> **Exercise input**
■ ■ ■
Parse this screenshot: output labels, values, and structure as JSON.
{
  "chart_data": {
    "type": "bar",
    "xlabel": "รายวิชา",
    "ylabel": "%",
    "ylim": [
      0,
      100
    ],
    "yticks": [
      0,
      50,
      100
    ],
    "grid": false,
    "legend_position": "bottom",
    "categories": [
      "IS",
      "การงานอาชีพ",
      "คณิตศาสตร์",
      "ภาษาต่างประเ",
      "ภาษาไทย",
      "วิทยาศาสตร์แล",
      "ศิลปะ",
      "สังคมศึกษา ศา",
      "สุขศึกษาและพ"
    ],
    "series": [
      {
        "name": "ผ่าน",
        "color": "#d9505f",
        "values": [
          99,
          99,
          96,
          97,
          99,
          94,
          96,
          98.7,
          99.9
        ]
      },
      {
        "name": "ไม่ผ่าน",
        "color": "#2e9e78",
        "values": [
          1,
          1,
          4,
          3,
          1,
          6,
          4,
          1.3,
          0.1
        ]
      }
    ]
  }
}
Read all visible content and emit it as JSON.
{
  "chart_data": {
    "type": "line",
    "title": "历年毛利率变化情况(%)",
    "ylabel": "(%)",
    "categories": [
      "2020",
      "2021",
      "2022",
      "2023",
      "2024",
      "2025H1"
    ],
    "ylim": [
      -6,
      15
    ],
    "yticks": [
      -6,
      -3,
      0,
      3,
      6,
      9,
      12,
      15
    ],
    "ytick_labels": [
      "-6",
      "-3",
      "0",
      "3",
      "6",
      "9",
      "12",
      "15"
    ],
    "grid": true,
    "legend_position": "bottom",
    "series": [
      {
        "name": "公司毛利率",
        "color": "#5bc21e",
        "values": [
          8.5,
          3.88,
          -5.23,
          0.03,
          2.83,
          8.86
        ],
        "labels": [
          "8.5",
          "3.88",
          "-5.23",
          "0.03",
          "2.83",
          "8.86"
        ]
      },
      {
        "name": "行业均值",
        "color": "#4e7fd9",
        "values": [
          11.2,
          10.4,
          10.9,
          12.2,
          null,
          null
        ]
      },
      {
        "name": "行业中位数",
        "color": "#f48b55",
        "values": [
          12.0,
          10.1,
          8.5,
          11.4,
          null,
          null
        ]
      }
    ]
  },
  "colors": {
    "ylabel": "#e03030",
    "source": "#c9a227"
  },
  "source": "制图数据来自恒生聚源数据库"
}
■ ■ ■
> **Work to be completed**
Copy each line holding the word "name" from the listing above.

> **Answer in full**
        "name": "ผ่าน",
        "name": "ไม่ผ่าน",
        "name": "公司毛利率",
        "name": "行业均值",
        "name": "行业中位数",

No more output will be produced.